▶ [Written task] Could you transcribe every record below exactly as written, leaving out any pictures?

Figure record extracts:
-----

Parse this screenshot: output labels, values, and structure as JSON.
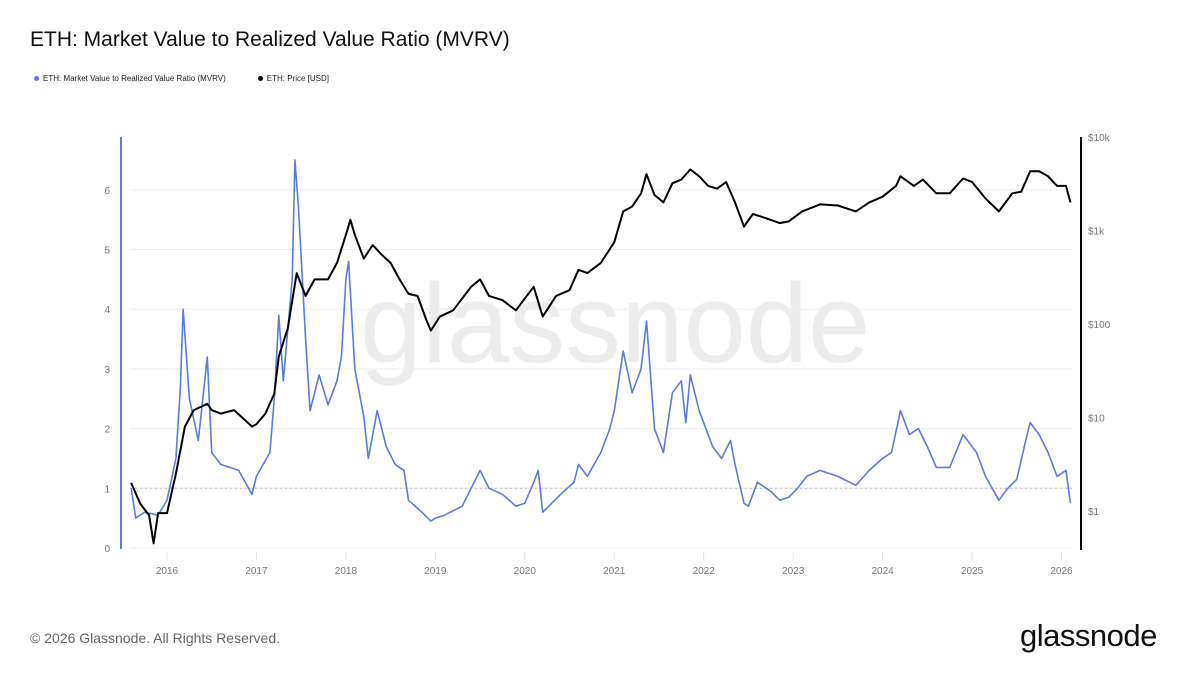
{
  "title": "ETH: Market Value to Realized Value Ratio (MVRV)",
  "footer": "© 2026 Glassnode. All Rights Reserved.",
  "logo": "glassnode",
  "watermark": "glassnode",
  "chart_data": {
    "type": "line",
    "title": "ETH: Market Value to Realized Value Ratio (MVRV)",
    "legend": [
      "ETH: Market Value to Realized Value Ratio (MVRV)",
      "ETH: Price [USD]"
    ],
    "legend_placement": "top-left",
    "grid": true,
    "reference_line": {
      "axis": "left",
      "value": 1,
      "style": "dotted"
    },
    "x_axis": {
      "type": "date",
      "range": [
        2015.5,
        2026.15
      ],
      "ticks": [
        "2016",
        "2017",
        "2018",
        "2019",
        "2020",
        "2021",
        "2022",
        "2023",
        "2024",
        "2025",
        "2026"
      ]
    },
    "y_left": {
      "range": [
        0,
        6.9
      ],
      "ticks": [
        "0",
        "1",
        "2",
        "3",
        "4",
        "5",
        "6"
      ],
      "color": "#5b7be0"
    },
    "y_right": {
      "scale": "log",
      "range": [
        0.3,
        10000
      ],
      "ticks": [
        "$1",
        "$10",
        "$100",
        "$1k",
        "$10k"
      ],
      "tick_values": [
        1,
        10,
        100,
        1000,
        10000
      ],
      "color": "#000000"
    },
    "series": [
      {
        "name": "ETH: Market Value to Realized Value Ratio (MVRV)",
        "axis": "left",
        "color": "#5b7be0",
        "x": [
          2015.6,
          2015.65,
          2015.75,
          2015.9,
          2016.0,
          2016.1,
          2016.15,
          2016.18,
          2016.25,
          2016.35,
          2016.45,
          2016.5,
          2016.6,
          2016.8,
          2016.95,
          2017.0,
          2017.15,
          2017.2,
          2017.25,
          2017.3,
          2017.4,
          2017.43,
          2017.47,
          2017.55,
          2017.6,
          2017.7,
          2017.8,
          2017.9,
          2017.95,
          2018.0,
          2018.03,
          2018.1,
          2018.2,
          2018.25,
          2018.35,
          2018.45,
          2018.55,
          2018.65,
          2018.7,
          2018.85,
          2018.95,
          2019.0,
          2019.1,
          2019.3,
          2019.45,
          2019.5,
          2019.6,
          2019.75,
          2019.9,
          2020.0,
          2020.1,
          2020.15,
          2020.2,
          2020.4,
          2020.55,
          2020.6,
          2020.7,
          2020.85,
          2020.95,
          2021.0,
          2021.1,
          2021.2,
          2021.3,
          2021.36,
          2021.45,
          2021.55,
          2021.65,
          2021.75,
          2021.8,
          2021.85,
          2021.95,
          2022.1,
          2022.2,
          2022.3,
          2022.35,
          2022.45,
          2022.5,
          2022.6,
          2022.75,
          2022.85,
          2022.95,
          2023.05,
          2023.15,
          2023.3,
          2023.5,
          2023.7,
          2023.85,
          2024.0,
          2024.1,
          2024.2,
          2024.3,
          2024.4,
          2024.5,
          2024.6,
          2024.75,
          2024.9,
          2024.95,
          2025.05,
          2025.15,
          2025.3,
          2025.4,
          2025.5,
          2025.6,
          2025.65,
          2025.75,
          2025.85,
          2025.95,
          2026.05,
          2026.1
        ],
        "values": [
          1.0,
          0.5,
          0.6,
          0.55,
          0.8,
          1.5,
          2.7,
          4.0,
          2.5,
          1.8,
          3.2,
          1.6,
          1.4,
          1.3,
          0.9,
          1.2,
          1.6,
          2.5,
          3.9,
          2.8,
          4.5,
          6.5,
          5.7,
          3.5,
          2.3,
          2.9,
          2.4,
          2.8,
          3.2,
          4.5,
          4.8,
          3.0,
          2.2,
          1.5,
          2.3,
          1.7,
          1.4,
          1.3,
          0.8,
          0.6,
          0.45,
          0.5,
          0.55,
          0.7,
          1.15,
          1.3,
          1.0,
          0.9,
          0.7,
          0.75,
          1.1,
          1.3,
          0.6,
          0.9,
          1.1,
          1.4,
          1.2,
          1.6,
          2.0,
          2.3,
          3.3,
          2.6,
          3.0,
          3.8,
          2.0,
          1.6,
          2.6,
          2.8,
          2.1,
          2.9,
          2.3,
          1.7,
          1.5,
          1.8,
          1.4,
          0.75,
          0.7,
          1.1,
          0.95,
          0.8,
          0.85,
          1.0,
          1.2,
          1.3,
          1.2,
          1.05,
          1.3,
          1.5,
          1.6,
          2.3,
          1.9,
          2.0,
          1.7,
          1.35,
          1.35,
          1.9,
          1.8,
          1.6,
          1.2,
          0.8,
          1.0,
          1.15,
          1.8,
          2.1,
          1.9,
          1.6,
          1.2,
          1.3,
          0.75
        ]
      },
      {
        "name": "ETH: Price [USD]",
        "axis": "right",
        "color": "#000000",
        "x": [
          2015.6,
          2015.7,
          2015.8,
          2015.85,
          2015.9,
          2016.0,
          2016.1,
          2016.2,
          2016.3,
          2016.45,
          2016.5,
          2016.6,
          2016.75,
          2016.95,
          2017.0,
          2017.1,
          2017.2,
          2017.25,
          2017.35,
          2017.45,
          2017.55,
          2017.65,
          2017.8,
          2017.9,
          2018.0,
          2018.05,
          2018.1,
          2018.2,
          2018.3,
          2018.4,
          2018.5,
          2018.6,
          2018.7,
          2018.8,
          2018.9,
          2018.95,
          2019.05,
          2019.2,
          2019.4,
          2019.5,
          2019.6,
          2019.75,
          2019.9,
          2020.1,
          2020.2,
          2020.35,
          2020.5,
          2020.6,
          2020.7,
          2020.85,
          2021.0,
          2021.1,
          2021.2,
          2021.3,
          2021.36,
          2021.45,
          2021.55,
          2021.65,
          2021.75,
          2021.85,
          2021.95,
          2022.05,
          2022.15,
          2022.25,
          2022.35,
          2022.45,
          2022.55,
          2022.7,
          2022.85,
          2022.95,
          2023.1,
          2023.3,
          2023.5,
          2023.7,
          2023.85,
          2024.0,
          2024.15,
          2024.2,
          2024.35,
          2024.45,
          2024.6,
          2024.75,
          2024.9,
          2025.0,
          2025.15,
          2025.3,
          2025.45,
          2025.55,
          2025.65,
          2025.75,
          2025.85,
          2025.95,
          2026.05,
          2026.1
        ],
        "values": [
          2.0,
          1.2,
          0.9,
          0.45,
          0.95,
          0.95,
          2.5,
          8,
          12,
          14,
          12,
          11,
          12,
          8,
          8.5,
          11,
          18,
          45,
          90,
          350,
          200,
          300,
          300,
          450,
          900,
          1300,
          900,
          500,
          700,
          550,
          450,
          300,
          210,
          200,
          110,
          85,
          120,
          140,
          250,
          300,
          200,
          180,
          140,
          250,
          120,
          200,
          230,
          380,
          350,
          450,
          750,
          1600,
          1800,
          2500,
          4000,
          2400,
          2000,
          3200,
          3500,
          4500,
          3800,
          3000,
          2800,
          3300,
          2000,
          1100,
          1500,
          1350,
          1200,
          1250,
          1600,
          1900,
          1850,
          1600,
          2000,
          2300,
          3000,
          3800,
          3000,
          3500,
          2500,
          2500,
          3600,
          3300,
          2200,
          1600,
          2500,
          2600,
          4300,
          4300,
          3800,
          3000,
          3000,
          2000
        ]
      }
    ]
  }
}
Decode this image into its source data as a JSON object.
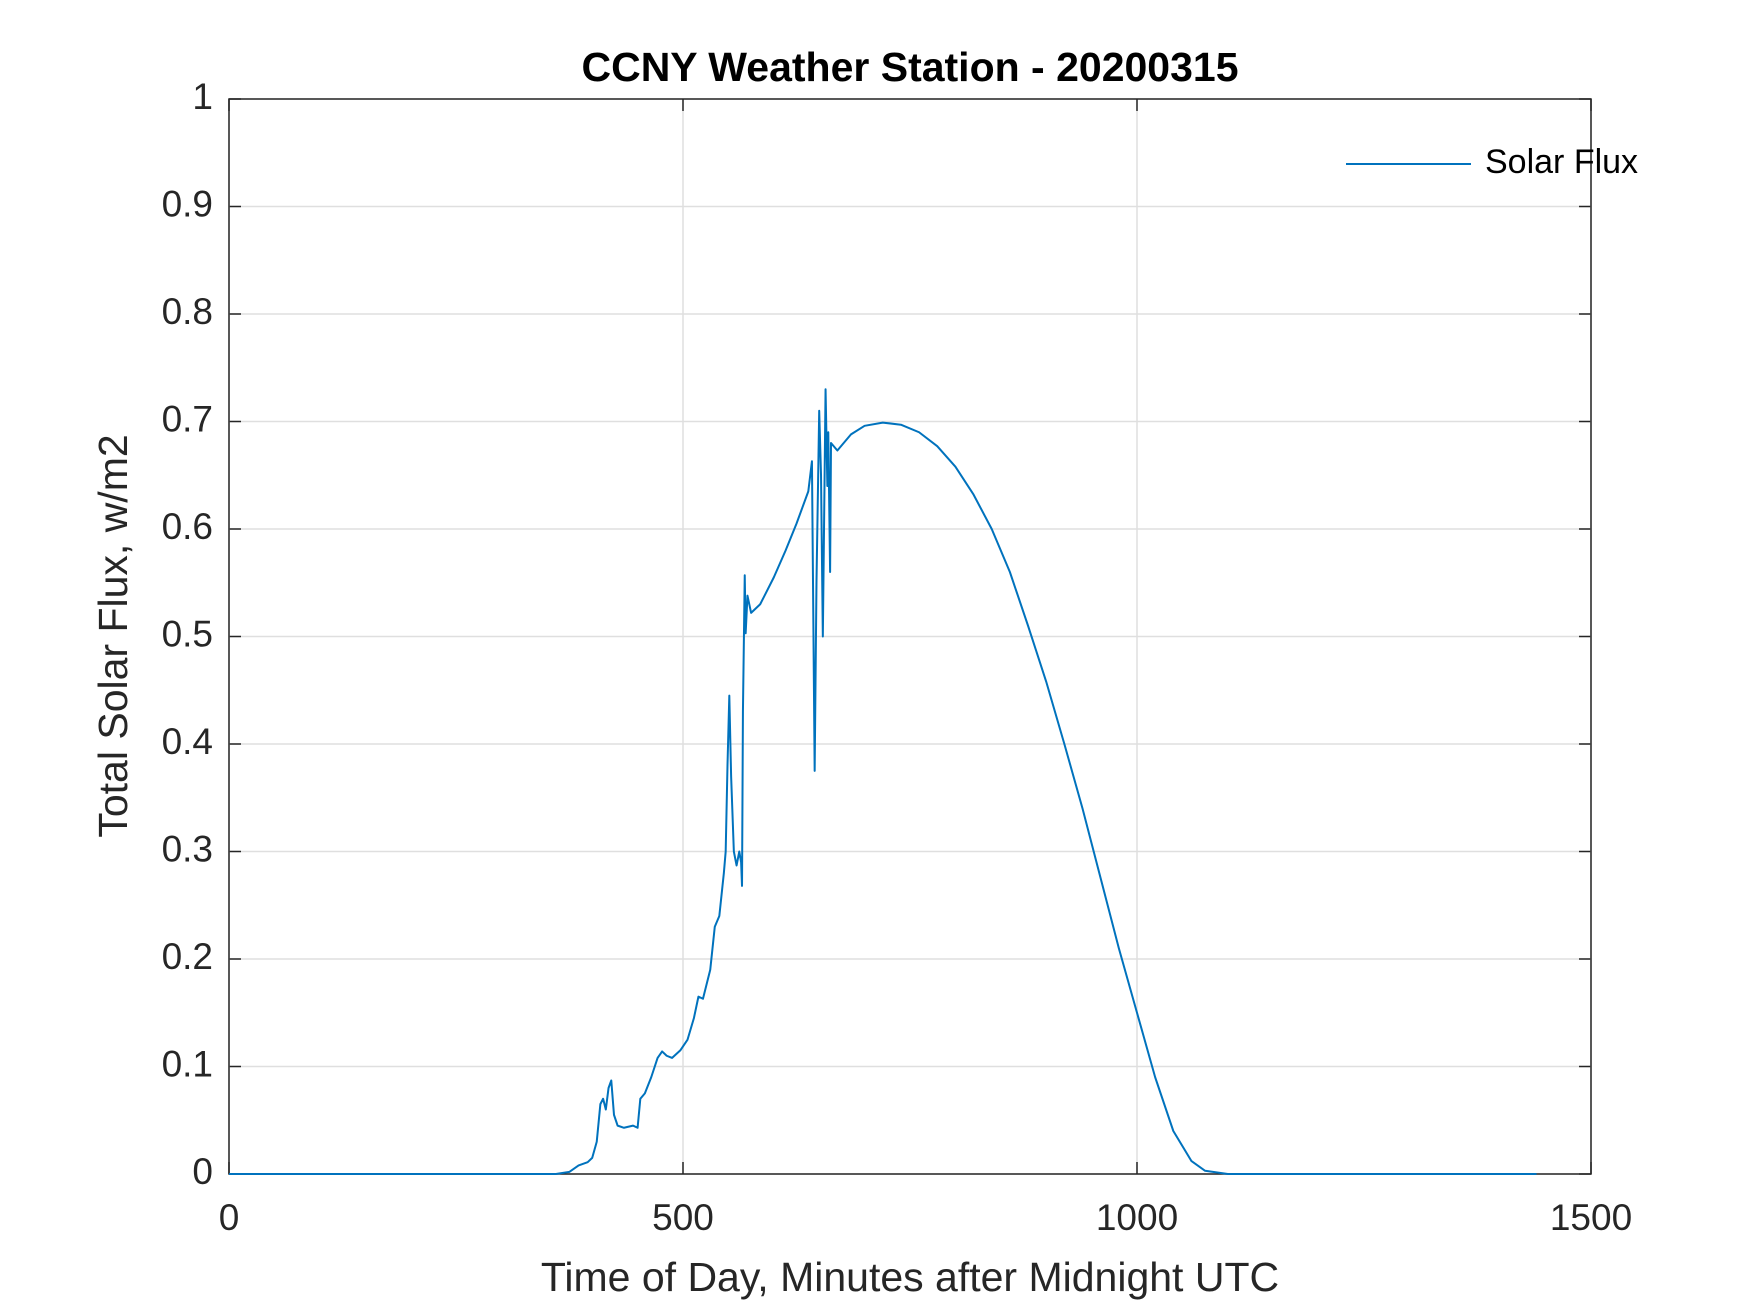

-----

▶ [Expected output]
Parse this screenshot: output labels, values, and structure as JSON.
{
  "title": "ETH: Market Value to Realized Value Ratio (MVRV)",
  "footer": "© 2026 Glassnode. All Rights Reserved.",
  "logo": "glassnode",
  "watermark": "glassnode",
  "chart_data": {
    "type": "line",
    "title": "ETH: Market Value to Realized Value Ratio (MVRV)",
    "legend": [
      "ETH: Market Value to Realized Value Ratio (MVRV)",
      "ETH: Price [USD]"
    ],
    "legend_placement": "top-left",
    "grid": true,
    "reference_line": {
      "axis": "left",
      "value": 1,
      "style": "dotted"
    },
    "x_axis": {
      "type": "date",
      "range": [
        2015.5,
        2026.15
      ],
      "ticks": [
        "2016",
        "2017",
        "2018",
        "2019",
        "2020",
        "2021",
        "2022",
        "2023",
        "2024",
        "2025",
        "2026"
      ]
    },
    "y_left": {
      "range": [
        0,
        6.9
      ],
      "ticks": [
        "0",
        "1",
        "2",
        "3",
        "4",
        "5",
        "6"
      ],
      "color": "#5b7be0"
    },
    "y_right": {
      "scale": "log",
      "range": [
        0.3,
        10000
      ],
      "ticks": [
        "$1",
        "$10",
        "$100",
        "$1k",
        "$10k"
      ],
      "tick_values": [
        1,
        10,
        100,
        1000,
        10000
      ],
      "color": "#000000"
    },
    "series": [
      {
        "name": "ETH: Market Value to Realized Value Ratio (MVRV)",
        "axis": "left",
        "color": "#5b7be0",
        "x": [
          2015.6,
          2015.65,
          2015.75,
          2015.9,
          2016.0,
          2016.1,
          2016.15,
          2016.18,
          2016.25,
          2016.35,
          2016.45,
          2016.5,
          2016.6,
          2016.8,
          2016.95,
          2017.0,
          2017.15,
          2017.2,
          2017.25,
          2017.3,
          2017.4,
          2017.43,
          2017.47,
          2017.55,
          2017.6,
          2017.7,
          2017.8,
          2017.9,
          2017.95,
          2018.0,
          2018.03,
          2018.1,
          2018.2,
          2018.25,
          2018.35,
          2018.45,
          2018.55,
          2018.65,
          2018.7,
          2018.85,
          2018.95,
          2019.0,
          2019.1,
          2019.3,
          2019.45,
          2019.5,
          2019.6,
          2019.75,
          2019.9,
          2020.0,
          2020.1,
          2020.15,
          2020.2,
          2020.4,
          2020.55,
          2020.6,
          2020.7,
          2020.85,
          2020.95,
          2021.0,
          2021.1,
          2021.2,
          2021.3,
          2021.36,
          2021.45,
          2021.55,
          2021.65,
          2021.75,
          2021.8,
          2021.85,
          2021.95,
          2022.1,
          2022.2,
          2022.3,
          2022.35,
          2022.45,
          2022.5,
          2022.6,
          2022.75,
          2022.85,
          2022.95,
          2023.05,
          2023.15,
          2023.3,
          2023.5,
          2023.7,
          2023.85,
          2024.0,
          2024.1,
          2024.2,
          2024.3,
          2024.4,
          2024.5,
          2024.6,
          2024.75,
          2024.9,
          2024.95,
          2025.05,
          2025.15,
          2025.3,
          2025.4,
          2025.5,
          2025.6,
          2025.65,
          2025.75,
          2025.85,
          2025.95,
          2026.05,
          2026.1
        ],
        "values": [
          1.0,
          0.5,
          0.6,
          0.55,
          0.8,
          1.5,
          2.7,
          4.0,
          2.5,
          1.8,
          3.2,
          1.6,
          1.4,
          1.3,
          0.9,
          1.2,
          1.6,
          2.5,
          3.9,
          2.8,
          4.5,
          6.5,
          5.7,
          3.5,
          2.3,
          2.9,
          2.4,
          2.8,
          3.2,
          4.5,
          4.8,
          3.0,
          2.2,
          1.5,
          2.3,
          1.7,
          1.4,
          1.3,
          0.8,
          0.6,
          0.45,
          0.5,
          0.55,
          0.7,
          1.15,
          1.3,
          1.0,
          0.9,
          0.7,
          0.75,
          1.1,
          1.3,
          0.6,
          0.9,
          1.1,
          1.4,
          1.2,
          1.6,
          2.0,
          2.3,
          3.3,
          2.6,
          3.0,
          3.8,
          2.0,
          1.6,
          2.6,
          2.8,
          2.1,
          2.9,
          2.3,
          1.7,
          1.5,
          1.8,
          1.4,
          0.75,
          0.7,
          1.1,
          0.95,
          0.8,
          0.85,
          1.0,
          1.2,
          1.3,
          1.2,
          1.05,
          1.3,
          1.5,
          1.6,
          2.3,
          1.9,
          2.0,
          1.7,
          1.35,
          1.35,
          1.9,
          1.8,
          1.6,
          1.2,
          0.8,
          1.0,
          1.15,
          1.8,
          2.1,
          1.9,
          1.6,
          1.2,
          1.3,
          0.75
        ]
      },
      {
        "name": "ETH: Price [USD]",
        "axis": "right",
        "color": "#000000",
        "x": [
          2015.6,
          2015.7,
          2015.8,
          2015.85,
          2015.9,
          2016.0,
          2016.1,
          2016.2,
          2016.3,
          2016.45,
          2016.5,
          2016.6,
          2016.75,
          2016.95,
          2017.0,
          2017.1,
          2017.2,
          2017.25,
          2017.35,
          2017.45,
          2017.55,
          2017.65,
          2017.8,
          2017.9,
          2018.0,
          2018.05,
          2018.1,
          2018.2,
          2018.3,
          2018.4,
          2018.5,
          2018.6,
          2018.7,
          2018.8,
          2018.9,
          2018.95,
          2019.05,
          2019.2,
          2019.4,
          2019.5,
          2019.6,
          2019.75,
          2019.9,
          2020.1,
          2020.2,
          2020.35,
          2020.5,
          2020.6,
          2020.7,
          2020.85,
          2021.0,
          2021.1,
          2021.2,
          2021.3,
          2021.36,
          2021.45,
          2021.55,
          2021.65,
          2021.75,
          2021.85,
          2021.95,
          2022.05,
          2022.15,
          2022.25,
          2022.35,
          2022.45,
          2022.55,
          2022.7,
          2022.85,
          2022.95,
          2023.1,
          2023.3,
          2023.5,
          2023.7,
          2023.85,
          2024.0,
          2024.15,
          2024.2,
          2024.35,
          2024.45,
          2024.6,
          2024.75,
          2024.9,
          2025.0,
          2025.15,
          2025.3,
          2025.45,
          2025.55,
          2025.65,
          2025.75,
          2025.85,
          2025.95,
          2026.05,
          2026.1
        ],
        "values": [
          2.0,
          1.2,
          0.9,
          0.45,
          0.95,
          0.95,
          2.5,
          8,
          12,
          14,
          12,
          11,
          12,
          8,
          8.5,
          11,
          18,
          45,
          90,
          350,
          200,
          300,
          300,
          450,
          900,
          1300,
          900,
          500,
          700,
          550,
          450,
          300,
          210,
          200,
          110,
          85,
          120,
          140,
          250,
          300,
          200,
          180,
          140,
          250,
          120,
          200,
          230,
          380,
          350,
          450,
          750,
          1600,
          1800,
          2500,
          4000,
          2400,
          2000,
          3200,
          3500,
          4500,
          3800,
          3000,
          2800,
          3300,
          2000,
          1100,
          1500,
          1350,
          1200,
          1250,
          1600,
          1900,
          1850,
          1600,
          2000,
          2300,
          3000,
          3800,
          3000,
          3500,
          2500,
          2500,
          3600,
          3300,
          2200,
          1600,
          2500,
          2600,
          4300,
          4300,
          3800,
          3000,
          3000,
          2000
        ]
      }
    ]
  }
}
Decode this image into its source data as a JSON object.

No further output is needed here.